┌─ INFORMATION SUPPLIED
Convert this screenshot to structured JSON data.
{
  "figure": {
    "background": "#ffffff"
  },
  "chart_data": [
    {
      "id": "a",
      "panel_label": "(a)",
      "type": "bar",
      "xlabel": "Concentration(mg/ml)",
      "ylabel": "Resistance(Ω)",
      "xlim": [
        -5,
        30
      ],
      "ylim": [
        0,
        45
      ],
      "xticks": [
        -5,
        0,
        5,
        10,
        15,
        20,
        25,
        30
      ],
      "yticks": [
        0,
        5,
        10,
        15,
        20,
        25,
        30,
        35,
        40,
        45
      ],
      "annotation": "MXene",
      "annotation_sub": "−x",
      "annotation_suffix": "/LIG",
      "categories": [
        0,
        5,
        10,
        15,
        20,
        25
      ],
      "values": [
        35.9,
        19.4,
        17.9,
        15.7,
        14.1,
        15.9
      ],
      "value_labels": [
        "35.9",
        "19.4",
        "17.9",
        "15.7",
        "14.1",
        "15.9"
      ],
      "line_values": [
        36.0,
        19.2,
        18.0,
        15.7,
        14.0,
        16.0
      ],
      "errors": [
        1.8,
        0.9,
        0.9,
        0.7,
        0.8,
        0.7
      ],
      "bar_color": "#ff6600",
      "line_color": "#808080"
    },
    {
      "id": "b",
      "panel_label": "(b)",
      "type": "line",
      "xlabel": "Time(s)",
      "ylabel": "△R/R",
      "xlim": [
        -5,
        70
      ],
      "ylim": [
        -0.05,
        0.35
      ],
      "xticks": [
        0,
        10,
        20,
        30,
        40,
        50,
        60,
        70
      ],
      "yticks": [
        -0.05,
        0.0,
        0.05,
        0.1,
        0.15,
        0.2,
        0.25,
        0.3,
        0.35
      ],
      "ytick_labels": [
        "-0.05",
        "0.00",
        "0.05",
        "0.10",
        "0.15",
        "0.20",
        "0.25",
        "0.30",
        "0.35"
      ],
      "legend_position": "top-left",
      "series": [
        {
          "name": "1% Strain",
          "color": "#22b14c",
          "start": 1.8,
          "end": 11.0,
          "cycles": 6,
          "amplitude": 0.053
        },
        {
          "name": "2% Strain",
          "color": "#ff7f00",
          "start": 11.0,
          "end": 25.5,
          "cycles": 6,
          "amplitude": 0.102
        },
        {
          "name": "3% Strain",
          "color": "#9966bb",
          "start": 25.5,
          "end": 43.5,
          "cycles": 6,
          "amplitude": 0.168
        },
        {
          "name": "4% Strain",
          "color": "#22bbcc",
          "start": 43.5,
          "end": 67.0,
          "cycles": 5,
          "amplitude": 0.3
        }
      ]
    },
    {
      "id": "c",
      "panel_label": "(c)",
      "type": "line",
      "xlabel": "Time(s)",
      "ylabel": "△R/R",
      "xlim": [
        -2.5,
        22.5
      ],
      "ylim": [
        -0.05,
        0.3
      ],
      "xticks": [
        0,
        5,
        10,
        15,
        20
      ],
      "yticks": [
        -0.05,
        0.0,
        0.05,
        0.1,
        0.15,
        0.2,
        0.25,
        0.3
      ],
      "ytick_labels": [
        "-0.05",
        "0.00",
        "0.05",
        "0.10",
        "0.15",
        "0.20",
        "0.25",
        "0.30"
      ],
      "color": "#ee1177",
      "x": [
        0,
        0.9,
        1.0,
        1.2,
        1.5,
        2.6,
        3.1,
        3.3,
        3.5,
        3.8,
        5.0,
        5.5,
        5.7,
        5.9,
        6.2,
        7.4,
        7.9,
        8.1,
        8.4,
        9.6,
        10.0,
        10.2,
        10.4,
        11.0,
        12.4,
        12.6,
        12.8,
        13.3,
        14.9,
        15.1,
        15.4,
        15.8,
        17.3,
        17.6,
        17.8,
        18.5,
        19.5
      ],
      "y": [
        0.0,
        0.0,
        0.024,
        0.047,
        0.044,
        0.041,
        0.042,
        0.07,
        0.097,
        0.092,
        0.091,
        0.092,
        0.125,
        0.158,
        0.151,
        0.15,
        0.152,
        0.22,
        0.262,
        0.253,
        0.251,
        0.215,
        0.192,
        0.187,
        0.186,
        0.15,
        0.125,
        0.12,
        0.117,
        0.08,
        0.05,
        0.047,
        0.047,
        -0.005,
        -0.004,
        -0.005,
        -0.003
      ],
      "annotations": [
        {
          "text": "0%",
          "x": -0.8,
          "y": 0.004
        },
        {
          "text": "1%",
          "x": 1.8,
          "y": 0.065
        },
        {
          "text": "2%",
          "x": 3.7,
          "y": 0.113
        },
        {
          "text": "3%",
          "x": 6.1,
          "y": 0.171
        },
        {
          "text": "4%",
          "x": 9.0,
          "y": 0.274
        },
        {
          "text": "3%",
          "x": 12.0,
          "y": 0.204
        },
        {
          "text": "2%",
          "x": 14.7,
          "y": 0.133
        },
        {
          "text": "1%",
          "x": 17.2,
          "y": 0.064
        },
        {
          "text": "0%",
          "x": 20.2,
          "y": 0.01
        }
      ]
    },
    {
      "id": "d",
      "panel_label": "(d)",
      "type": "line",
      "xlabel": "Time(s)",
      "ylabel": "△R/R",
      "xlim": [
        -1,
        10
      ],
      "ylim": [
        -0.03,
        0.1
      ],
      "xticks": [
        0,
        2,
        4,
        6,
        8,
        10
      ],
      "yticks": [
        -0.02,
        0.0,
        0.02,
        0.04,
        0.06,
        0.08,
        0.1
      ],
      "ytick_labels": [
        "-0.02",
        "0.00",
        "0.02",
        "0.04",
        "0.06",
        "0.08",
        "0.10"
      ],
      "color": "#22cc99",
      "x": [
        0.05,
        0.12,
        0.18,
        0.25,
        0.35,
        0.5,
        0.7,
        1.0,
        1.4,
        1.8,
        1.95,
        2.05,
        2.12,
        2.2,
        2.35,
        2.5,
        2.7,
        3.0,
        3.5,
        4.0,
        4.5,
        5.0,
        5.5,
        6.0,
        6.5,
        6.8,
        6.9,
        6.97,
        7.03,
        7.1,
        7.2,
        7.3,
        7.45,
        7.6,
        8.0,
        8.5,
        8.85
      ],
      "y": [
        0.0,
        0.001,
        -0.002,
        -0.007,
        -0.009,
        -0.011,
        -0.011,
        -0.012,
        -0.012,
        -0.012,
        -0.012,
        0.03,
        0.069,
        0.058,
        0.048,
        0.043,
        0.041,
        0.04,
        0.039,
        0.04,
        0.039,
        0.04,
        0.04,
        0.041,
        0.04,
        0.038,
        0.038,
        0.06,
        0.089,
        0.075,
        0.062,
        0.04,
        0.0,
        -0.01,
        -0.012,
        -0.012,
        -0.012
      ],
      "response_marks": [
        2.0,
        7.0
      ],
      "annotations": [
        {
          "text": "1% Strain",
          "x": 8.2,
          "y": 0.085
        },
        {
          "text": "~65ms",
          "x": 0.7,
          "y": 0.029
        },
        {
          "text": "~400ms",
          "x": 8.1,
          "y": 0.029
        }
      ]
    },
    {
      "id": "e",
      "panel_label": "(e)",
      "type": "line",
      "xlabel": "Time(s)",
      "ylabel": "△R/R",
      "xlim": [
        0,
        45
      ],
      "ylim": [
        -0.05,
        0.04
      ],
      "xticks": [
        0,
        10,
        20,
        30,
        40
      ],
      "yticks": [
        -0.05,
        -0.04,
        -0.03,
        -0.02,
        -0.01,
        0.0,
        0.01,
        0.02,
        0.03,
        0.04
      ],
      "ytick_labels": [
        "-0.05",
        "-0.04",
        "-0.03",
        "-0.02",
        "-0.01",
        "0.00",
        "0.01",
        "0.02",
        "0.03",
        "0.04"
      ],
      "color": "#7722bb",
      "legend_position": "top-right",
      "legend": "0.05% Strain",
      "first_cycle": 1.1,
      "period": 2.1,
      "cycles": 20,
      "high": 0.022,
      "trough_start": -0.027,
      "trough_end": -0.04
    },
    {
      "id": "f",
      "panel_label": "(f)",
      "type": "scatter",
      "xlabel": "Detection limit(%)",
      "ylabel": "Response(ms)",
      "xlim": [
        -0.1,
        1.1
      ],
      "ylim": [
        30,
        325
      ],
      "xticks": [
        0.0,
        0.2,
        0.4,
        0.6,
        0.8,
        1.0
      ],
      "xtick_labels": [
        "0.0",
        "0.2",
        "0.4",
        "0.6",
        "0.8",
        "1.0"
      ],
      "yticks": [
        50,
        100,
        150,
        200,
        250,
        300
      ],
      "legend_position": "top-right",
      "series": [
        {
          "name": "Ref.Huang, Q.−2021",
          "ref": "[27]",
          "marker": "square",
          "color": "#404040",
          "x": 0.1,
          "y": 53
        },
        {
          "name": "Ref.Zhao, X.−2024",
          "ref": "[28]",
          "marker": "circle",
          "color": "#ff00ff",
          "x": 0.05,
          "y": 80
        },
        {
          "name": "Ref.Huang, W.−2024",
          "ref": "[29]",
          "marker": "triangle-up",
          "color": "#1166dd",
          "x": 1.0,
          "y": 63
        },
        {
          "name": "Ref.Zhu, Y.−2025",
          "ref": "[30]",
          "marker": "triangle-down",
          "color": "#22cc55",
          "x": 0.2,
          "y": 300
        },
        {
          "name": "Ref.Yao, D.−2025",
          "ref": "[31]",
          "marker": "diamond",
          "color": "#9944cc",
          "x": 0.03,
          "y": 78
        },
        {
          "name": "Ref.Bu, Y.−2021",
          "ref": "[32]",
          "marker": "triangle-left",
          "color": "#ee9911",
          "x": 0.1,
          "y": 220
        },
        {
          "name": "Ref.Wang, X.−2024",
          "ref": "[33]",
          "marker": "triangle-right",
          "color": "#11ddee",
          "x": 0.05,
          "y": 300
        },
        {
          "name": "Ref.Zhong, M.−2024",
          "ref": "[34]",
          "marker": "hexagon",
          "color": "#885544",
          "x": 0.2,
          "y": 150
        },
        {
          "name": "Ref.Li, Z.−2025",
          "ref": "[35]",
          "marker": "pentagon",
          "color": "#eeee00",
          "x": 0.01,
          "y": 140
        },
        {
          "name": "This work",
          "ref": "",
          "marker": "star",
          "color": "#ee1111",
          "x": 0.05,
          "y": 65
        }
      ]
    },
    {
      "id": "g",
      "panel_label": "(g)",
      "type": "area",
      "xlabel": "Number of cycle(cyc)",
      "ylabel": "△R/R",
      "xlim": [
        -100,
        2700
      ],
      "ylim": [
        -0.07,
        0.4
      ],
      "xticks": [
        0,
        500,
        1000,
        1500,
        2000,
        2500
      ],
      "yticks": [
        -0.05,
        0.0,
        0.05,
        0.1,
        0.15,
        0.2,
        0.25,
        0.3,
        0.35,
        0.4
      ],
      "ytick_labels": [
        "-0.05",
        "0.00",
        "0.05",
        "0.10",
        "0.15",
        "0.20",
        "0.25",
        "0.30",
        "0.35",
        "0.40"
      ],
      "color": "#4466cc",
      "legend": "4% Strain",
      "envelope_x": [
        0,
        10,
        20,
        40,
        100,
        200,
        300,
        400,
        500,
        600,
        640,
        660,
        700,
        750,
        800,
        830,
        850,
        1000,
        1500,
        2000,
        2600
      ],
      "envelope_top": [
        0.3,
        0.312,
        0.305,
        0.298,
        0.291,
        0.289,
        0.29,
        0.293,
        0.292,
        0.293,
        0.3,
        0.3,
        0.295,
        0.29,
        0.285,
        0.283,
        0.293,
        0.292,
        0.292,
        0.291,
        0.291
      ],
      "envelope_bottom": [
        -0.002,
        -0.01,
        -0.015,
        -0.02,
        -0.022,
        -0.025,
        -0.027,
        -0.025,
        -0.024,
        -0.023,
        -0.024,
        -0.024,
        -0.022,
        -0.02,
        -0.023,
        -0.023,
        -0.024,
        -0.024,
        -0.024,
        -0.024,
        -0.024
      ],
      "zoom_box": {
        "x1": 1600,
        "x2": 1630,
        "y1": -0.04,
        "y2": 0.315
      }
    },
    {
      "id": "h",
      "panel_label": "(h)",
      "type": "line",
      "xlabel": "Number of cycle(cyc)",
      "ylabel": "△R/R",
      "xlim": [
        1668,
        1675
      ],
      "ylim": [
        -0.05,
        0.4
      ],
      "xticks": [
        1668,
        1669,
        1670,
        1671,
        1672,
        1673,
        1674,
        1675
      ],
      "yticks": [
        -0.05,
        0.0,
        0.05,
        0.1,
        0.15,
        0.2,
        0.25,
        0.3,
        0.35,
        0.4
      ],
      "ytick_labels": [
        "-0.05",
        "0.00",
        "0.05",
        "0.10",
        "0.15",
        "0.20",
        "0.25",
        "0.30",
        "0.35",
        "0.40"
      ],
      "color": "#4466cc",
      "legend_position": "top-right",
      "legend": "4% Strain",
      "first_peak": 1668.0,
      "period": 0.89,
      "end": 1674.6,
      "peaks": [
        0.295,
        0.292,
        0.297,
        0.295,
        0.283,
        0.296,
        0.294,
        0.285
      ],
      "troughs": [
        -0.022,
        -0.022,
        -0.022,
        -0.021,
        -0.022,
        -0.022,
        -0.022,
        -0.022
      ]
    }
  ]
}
└─
Using the listing above, state the number of lines that hold "amplitude", with no other text.

4